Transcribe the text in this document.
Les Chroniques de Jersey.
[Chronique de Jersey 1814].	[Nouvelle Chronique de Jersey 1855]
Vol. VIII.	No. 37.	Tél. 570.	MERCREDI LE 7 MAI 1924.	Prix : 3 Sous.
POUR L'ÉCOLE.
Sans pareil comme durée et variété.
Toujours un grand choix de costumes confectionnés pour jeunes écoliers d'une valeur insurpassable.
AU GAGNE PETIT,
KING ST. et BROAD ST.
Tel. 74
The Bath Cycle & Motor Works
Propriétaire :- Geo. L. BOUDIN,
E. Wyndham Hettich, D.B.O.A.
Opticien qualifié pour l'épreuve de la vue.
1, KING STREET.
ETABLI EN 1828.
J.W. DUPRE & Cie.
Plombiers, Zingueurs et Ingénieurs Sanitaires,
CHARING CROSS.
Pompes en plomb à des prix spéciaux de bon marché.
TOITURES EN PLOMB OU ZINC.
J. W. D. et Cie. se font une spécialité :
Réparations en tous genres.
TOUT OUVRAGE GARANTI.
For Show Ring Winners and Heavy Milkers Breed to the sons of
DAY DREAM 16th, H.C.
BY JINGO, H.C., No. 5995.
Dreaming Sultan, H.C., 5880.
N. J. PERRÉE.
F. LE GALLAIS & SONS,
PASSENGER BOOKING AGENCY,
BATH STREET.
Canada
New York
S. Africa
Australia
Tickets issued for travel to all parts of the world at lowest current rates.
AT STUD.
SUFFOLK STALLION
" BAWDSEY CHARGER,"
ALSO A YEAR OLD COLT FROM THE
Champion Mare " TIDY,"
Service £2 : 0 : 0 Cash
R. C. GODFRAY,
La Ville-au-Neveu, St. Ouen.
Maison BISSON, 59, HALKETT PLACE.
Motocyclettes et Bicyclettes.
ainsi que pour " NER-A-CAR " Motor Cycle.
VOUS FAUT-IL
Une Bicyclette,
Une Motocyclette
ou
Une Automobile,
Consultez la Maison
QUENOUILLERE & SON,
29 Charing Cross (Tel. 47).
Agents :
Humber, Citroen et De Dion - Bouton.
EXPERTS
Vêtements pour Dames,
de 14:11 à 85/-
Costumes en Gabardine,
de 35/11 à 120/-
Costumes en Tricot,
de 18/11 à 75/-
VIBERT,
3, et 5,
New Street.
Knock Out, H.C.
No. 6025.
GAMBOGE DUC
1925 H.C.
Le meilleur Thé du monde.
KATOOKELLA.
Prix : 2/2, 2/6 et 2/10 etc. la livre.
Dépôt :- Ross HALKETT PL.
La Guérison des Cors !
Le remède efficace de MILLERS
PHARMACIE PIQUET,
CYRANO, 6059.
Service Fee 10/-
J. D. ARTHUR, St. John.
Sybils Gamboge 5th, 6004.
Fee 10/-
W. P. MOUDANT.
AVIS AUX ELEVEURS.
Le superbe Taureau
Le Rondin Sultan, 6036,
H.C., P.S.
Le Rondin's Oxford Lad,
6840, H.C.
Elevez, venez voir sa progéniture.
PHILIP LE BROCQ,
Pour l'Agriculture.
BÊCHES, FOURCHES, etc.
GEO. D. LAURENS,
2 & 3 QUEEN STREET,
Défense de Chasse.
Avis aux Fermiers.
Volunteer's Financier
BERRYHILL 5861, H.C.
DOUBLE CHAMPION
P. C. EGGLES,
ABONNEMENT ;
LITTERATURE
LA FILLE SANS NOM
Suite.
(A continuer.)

------------

To do: Print the material verbatim, all of it.

Task answer:
Transcribe the text in this document.
Les Chroniques de Jersey.
[Chronique de Jersey 1814].	[Nouvelle Chronique de Jersey 1855]
Vol. VIII.	No. 37.	Tél. 570.	MERCREDI LE 7 MAI 1924.	Prix : 3 Sous.
POUR L'ÉCOLE.
Sans pareil comme durée et variété.
Toujours un grand choix de costumes confectionnés pour jeunes écoliers d'une valeur insurpassable.
AU GAGNE PETIT,
KING ST. et BROAD ST.
Tel. 74
The Bath Cycle & Motor Works
Propriétaire :- Geo. L. BOUDIN,
E. Wyndham Hettich, D.B.O.A.
Opticien qualifié pour l'épreuve de la vue.
1, KING STREET.
ETABLI EN 1828.
J.W. DUPRE & Cie.
Plombiers, Zingueurs et Ingénieurs Sanitaires,
CHARING CROSS.
Pompes en plomb à des prix spéciaux de bon marché.
TOITURES EN PLOMB OU ZINC.
J. W. D. et Cie. se font une spécialité :
Réparations en tous genres.
TOUT OUVRAGE GARANTI.
For Show Ring Winners and Heavy Milkers Breed to the sons of
DAY DREAM 16th, H.C.
BY JINGO, H.C., No. 5995.
Dreaming Sultan, H.C., 5880.
N. J. PERRÉE.
F. LE GALLAIS & SONS,
PASSENGER BOOKING AGENCY,
BATH STREET.
Canada
New York
S. Africa
Australia
Tickets issued for travel to all parts of the world at lowest current rates.
AT STUD.
SUFFOLK STALLION
" BAWDSEY CHARGER,"
ALSO A YEAR OLD COLT FROM THE
Champion Mare " TIDY,"
Service £2 : 0 : 0 Cash
R. C. GODFRAY,
La Ville-au-Neveu, St. Ouen.
Maison BISSON, 59, HALKETT PLACE.
Motocyclettes et Bicyclettes.
ainsi que pour " NER-A-CAR " Motor Cycle.
VOUS FAUT-IL
Une Bicyclette,
Une Motocyclette
ou
Une Automobile,
Consultez la Maison
QUENOUILLERE & SON,
29 Charing Cross (Tel. 47).
Agents :
Humber, Citroen et De Dion - Bouton.
EXPERTS
Vêtements pour Dames,
de 14:11 à 85/-
Costumes en Gabardine,
de 35/11 à 120/-
Costumes en Tricot,
de 18/11 à 75/-
VIBERT,
3, et 5,
New Street.
Knock Out, H.C.
No. 6025.
GAMBOGE DUC
1925 H.C.
Le meilleur Thé du monde.
KATOOKELLA.
Prix : 2/2, 2/6 et 2/10 etc. la livre.
Dépôt :- Ross HALKETT PL.
La Guérison des Cors !
Le remède efficace de MILLERS
PHARMACIE PIQUET,
CYRANO, 6059.
Service Fee 10/-
J. D. ARTHUR, St. John.
Sybils Gamboge 5th, 6004.
Fee 10/-
W. P. MOUDANT.
AVIS AUX ELEVEURS.
Le superbe Taureau
Le Rondin Sultan, 6036,
H.C., P.S.
Le Rondin's Oxford Lad,
6840, H.C.
Elevez, venez voir sa progéniture.
PHILIP LE BROCQ,
Pour l'Agriculture.
BÊCHES, FOURCHES, etc.
GEO. D. LAURENS,
2 & 3 QUEEN STREET,
Défense de Chasse.
Avis aux Fermiers.
Volunteer's Financier
BERRYHILL 5861, H.C.
DOUBLE CHAMPION
P. C. EGGLES,
ABONNEMENT ;
LITTERATURE
LA FILLE SANS NOM
Suite.
(A continuer.)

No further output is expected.